> [Material provided]:
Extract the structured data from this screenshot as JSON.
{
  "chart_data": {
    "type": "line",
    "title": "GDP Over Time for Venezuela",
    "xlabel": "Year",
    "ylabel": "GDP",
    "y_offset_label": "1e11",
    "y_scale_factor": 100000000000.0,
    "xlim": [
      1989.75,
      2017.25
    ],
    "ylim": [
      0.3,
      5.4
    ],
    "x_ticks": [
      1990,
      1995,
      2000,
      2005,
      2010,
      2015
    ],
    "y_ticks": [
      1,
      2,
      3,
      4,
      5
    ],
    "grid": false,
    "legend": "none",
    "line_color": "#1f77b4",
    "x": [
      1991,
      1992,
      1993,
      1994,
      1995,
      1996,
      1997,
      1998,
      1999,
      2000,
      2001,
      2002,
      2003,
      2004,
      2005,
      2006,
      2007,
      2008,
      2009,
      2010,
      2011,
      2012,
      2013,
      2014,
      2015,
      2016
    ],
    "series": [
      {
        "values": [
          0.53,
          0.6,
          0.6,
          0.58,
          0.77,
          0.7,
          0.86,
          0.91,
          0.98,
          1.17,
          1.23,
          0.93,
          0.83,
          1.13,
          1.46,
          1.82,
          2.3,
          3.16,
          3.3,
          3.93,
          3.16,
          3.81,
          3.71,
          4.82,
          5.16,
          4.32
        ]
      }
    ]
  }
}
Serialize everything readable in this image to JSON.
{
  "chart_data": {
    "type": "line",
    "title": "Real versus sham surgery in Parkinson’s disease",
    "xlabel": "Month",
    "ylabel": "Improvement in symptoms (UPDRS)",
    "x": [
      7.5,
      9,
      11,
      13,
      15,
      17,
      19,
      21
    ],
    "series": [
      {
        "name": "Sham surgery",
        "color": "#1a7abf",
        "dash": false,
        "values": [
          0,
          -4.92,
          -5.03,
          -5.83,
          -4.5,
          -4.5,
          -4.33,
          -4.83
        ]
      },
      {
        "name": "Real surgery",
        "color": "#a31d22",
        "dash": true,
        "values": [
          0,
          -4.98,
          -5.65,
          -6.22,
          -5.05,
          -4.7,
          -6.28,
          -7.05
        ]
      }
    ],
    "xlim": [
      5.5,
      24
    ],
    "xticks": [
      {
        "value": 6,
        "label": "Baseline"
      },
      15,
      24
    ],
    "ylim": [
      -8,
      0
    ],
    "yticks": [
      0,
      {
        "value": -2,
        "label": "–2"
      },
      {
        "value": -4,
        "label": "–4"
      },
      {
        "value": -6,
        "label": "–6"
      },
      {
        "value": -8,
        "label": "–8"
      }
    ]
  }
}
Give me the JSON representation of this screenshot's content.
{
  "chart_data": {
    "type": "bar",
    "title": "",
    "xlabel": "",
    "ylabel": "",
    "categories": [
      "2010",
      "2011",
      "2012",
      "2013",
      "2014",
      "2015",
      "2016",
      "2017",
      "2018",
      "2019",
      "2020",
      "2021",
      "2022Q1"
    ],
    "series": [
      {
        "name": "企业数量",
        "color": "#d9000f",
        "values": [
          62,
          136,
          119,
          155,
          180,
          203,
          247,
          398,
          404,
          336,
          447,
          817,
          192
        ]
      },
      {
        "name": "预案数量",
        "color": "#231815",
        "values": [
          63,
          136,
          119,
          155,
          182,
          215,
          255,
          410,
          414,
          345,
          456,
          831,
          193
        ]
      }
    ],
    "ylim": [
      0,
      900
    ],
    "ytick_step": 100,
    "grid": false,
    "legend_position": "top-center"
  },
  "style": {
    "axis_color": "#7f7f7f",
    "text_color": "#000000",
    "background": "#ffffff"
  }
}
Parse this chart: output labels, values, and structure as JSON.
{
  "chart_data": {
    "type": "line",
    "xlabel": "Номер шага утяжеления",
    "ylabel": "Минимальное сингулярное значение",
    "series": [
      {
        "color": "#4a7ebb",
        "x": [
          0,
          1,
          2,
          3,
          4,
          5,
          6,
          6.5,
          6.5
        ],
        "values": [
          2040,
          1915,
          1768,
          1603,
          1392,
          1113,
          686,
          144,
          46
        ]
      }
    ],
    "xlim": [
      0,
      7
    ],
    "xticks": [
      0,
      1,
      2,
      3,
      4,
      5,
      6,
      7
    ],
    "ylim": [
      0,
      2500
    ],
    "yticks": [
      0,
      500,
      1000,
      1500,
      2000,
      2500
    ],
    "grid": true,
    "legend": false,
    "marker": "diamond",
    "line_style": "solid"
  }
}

> [To do]: Retype the whole listing, matching it exactly.

> [Answer for the task]:
Extract the structured data from this screenshot as JSON.
{
  "chart_data": {
    "type": "line",
    "title": "GDP Over Time for Venezuela",
    "xlabel": "Year",
    "ylabel": "GDP",
    "y_offset_label": "1e11",
    "y_scale_factor": 100000000000.0,
    "xlim": [
      1989.75,
      2017.25
    ],
    "ylim": [
      0.3,
      5.4
    ],
    "x_ticks": [
      1990,
      1995,
      2000,
      2005,
      2010,
      2015
    ],
    "y_ticks": [
      1,
      2,
      3,
      4,
      5
    ],
    "grid": false,
    "legend": "none",
    "line_color": "#1f77b4",
    "x": [
      1991,
      1992,
      1993,
      1994,
      1995,
      1996,
      1997,
      1998,
      1999,
      2000,
      2001,
      2002,
      2003,
      2004,
      2005,
      2006,
      2007,
      2008,
      2009,
      2010,
      2011,
      2012,
      2013,
      2014,
      2015,
      2016
    ],
    "series": [
      {
        "values": [
          0.53,
          0.6,
          0.6,
          0.58,
          0.77,
          0.7,
          0.86,
          0.91,
          0.98,
          1.17,
          1.23,
          0.93,
          0.83,
          1.13,
          1.46,
          1.82,
          2.3,
          3.16,
          3.3,
          3.93,
          3.16,
          3.81,
          3.71,
          4.82,
          5.16,
          4.32
        ]
      }
    ]
  }
}
Serialize everything readable in this image to JSON.
{
  "chart_data": {
    "type": "line",
    "title": "Real versus sham surgery in Parkinson’s disease",
    "xlabel": "Month",
    "ylabel": "Improvement in symptoms (UPDRS)",
    "x": [
      7.5,
      9,
      11,
      13,
      15,
      17,
      19,
      21
    ],
    "series": [
      {
        "name": "Sham surgery",
        "color": "#1a7abf",
        "dash": false,
        "values": [
          0,
          -4.92,
          -5.03,
          -5.83,
          -4.5,
          -4.5,
          -4.33,
          -4.83
        ]
      },
      {
        "name": "Real surgery",
        "color": "#a31d22",
        "dash": true,
        "values": [
          0,
          -4.98,
          -5.65,
          -6.22,
          -5.05,
          -4.7,
          -6.28,
          -7.05
        ]
      }
    ],
    "xlim": [
      5.5,
      24
    ],
    "xticks": [
      {
        "value": 6,
        "label": "Baseline"
      },
      15,
      24
    ],
    "ylim": [
      -8,
      0
    ],
    "yticks": [
      0,
      {
        "value": -2,
        "label": "–2"
      },
      {
        "value": -4,
        "label": "–4"
      },
      {
        "value": -6,
        "label": "–6"
      },
      {
        "value": -8,
        "label": "–8"
      }
    ]
  }
}
Give me the JSON representation of this screenshot's content.
{
  "chart_data": {
    "type": "bar",
    "title": "",
    "xlabel": "",
    "ylabel": "",
    "categories": [
      "2010",
      "2011",
      "2012",
      "2013",
      "2014",
      "2015",
      "2016",
      "2017",
      "2018",
      "2019",
      "2020",
      "2021",
      "2022Q1"
    ],
    "series": [
      {
        "name": "企业数量",
        "color": "#d9000f",
        "values": [
          62,
          136,
          119,
          155,
          180,
          203,
          247,
          398,
          404,
          336,
          447,
          817,
          192
        ]
      },
      {
        "name": "预案数量",
        "color": "#231815",
        "values": [
          63,
          136,
          119,
          155,
          182,
          215,
          255,
          410,
          414,
          345,
          456,
          831,
          193
        ]
      }
    ],
    "ylim": [
      0,
      900
    ],
    "ytick_step": 100,
    "grid": false,
    "legend_position": "top-center"
  },
  "style": {
    "axis_color": "#7f7f7f",
    "text_color": "#000000",
    "background": "#ffffff"
  }
}
Parse this chart: output labels, values, and structure as JSON.
{
  "chart_data": {
    "type": "line",
    "xlabel": "Номер шага утяжеления",
    "ylabel": "Минимальное сингулярное значение",
    "series": [
      {
        "color": "#4a7ebb",
        "x": [
          0,
          1,
          2,
          3,
          4,
          5,
          6,
          6.5,
          6.5
        ],
        "values": [
          2040,
          1915,
          1768,
          1603,
          1392,
          1113,
          686,
          144,
          46
        ]
      }
    ],
    "xlim": [
      0,
      7
    ],
    "xticks": [
      0,
      1,
      2,
      3,
      4,
      5,
      6,
      7
    ],
    "ylim": [
      0,
      2500
    ],
    "yticks": [
      0,
      500,
      1000,
      1500,
      2000,
      2500
    ],
    "grid": true,
    "legend": false,
    "marker": "diamond",
    "line_style": "solid"
  }
}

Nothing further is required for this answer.